> [Information shown]:
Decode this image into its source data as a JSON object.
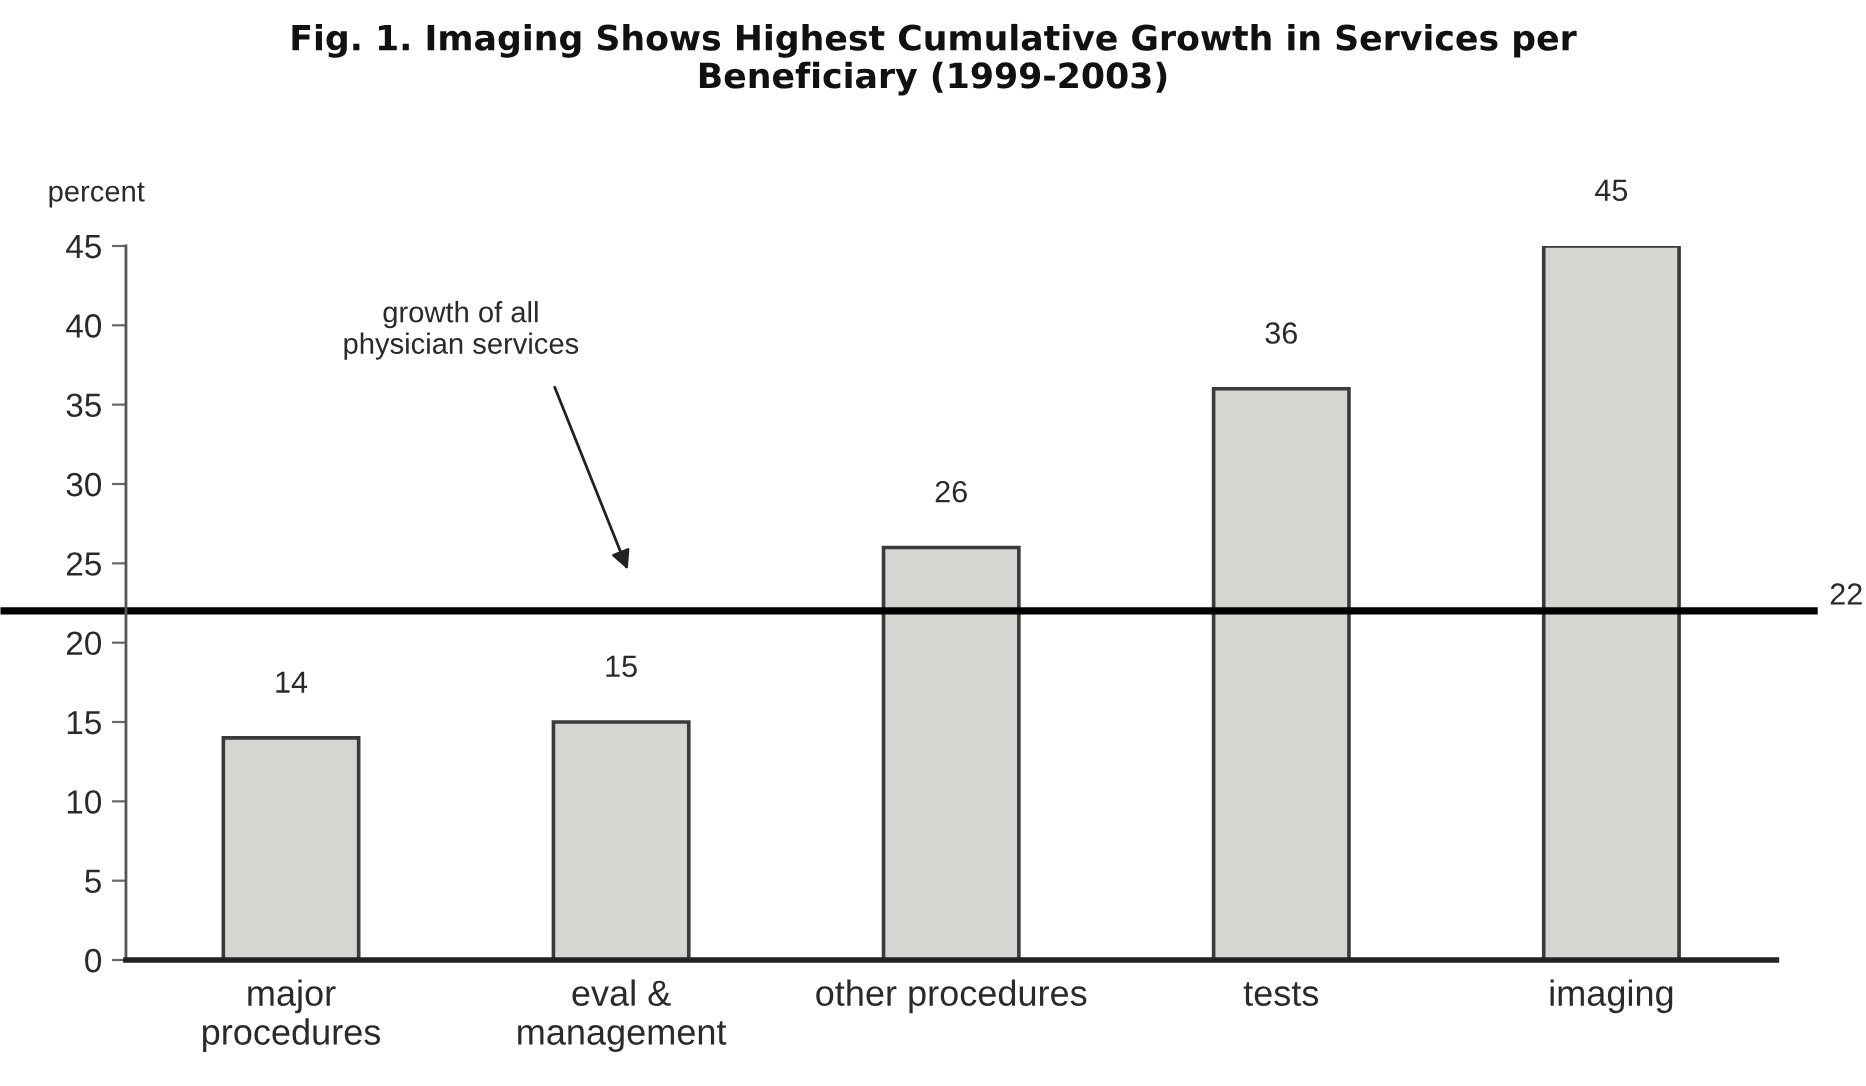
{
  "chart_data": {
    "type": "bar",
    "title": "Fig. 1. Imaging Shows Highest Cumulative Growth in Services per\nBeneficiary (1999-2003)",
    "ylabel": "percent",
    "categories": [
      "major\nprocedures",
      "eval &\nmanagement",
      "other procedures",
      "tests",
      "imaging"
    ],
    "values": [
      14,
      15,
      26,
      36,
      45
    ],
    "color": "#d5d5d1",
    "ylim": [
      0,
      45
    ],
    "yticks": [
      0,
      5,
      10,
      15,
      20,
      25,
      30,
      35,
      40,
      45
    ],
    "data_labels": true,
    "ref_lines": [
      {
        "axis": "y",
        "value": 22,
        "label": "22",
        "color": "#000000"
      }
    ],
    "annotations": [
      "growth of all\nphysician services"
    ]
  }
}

> [Job]: Without including any pictures, please restate all the records exactly.

> [Final result]:
Decode this image into its source data as a JSON object.
{
  "chart_data": {
    "type": "bar",
    "title": "Fig. 1. Imaging Shows Highest Cumulative Growth in Services per\nBeneficiary (1999-2003)",
    "ylabel": "percent",
    "categories": [
      "major\nprocedures",
      "eval &\nmanagement",
      "other procedures",
      "tests",
      "imaging"
    ],
    "values": [
      14,
      15,
      26,
      36,
      45
    ],
    "color": "#d5d5d1",
    "ylim": [
      0,
      45
    ],
    "yticks": [
      0,
      5,
      10,
      15,
      20,
      25,
      30,
      35,
      40,
      45
    ],
    "data_labels": true,
    "ref_lines": [
      {
        "axis": "y",
        "value": 22,
        "label": "22",
        "color": "#000000"
      }
    ],
    "annotations": [
      "growth of all\nphysician services"
    ]
  }
}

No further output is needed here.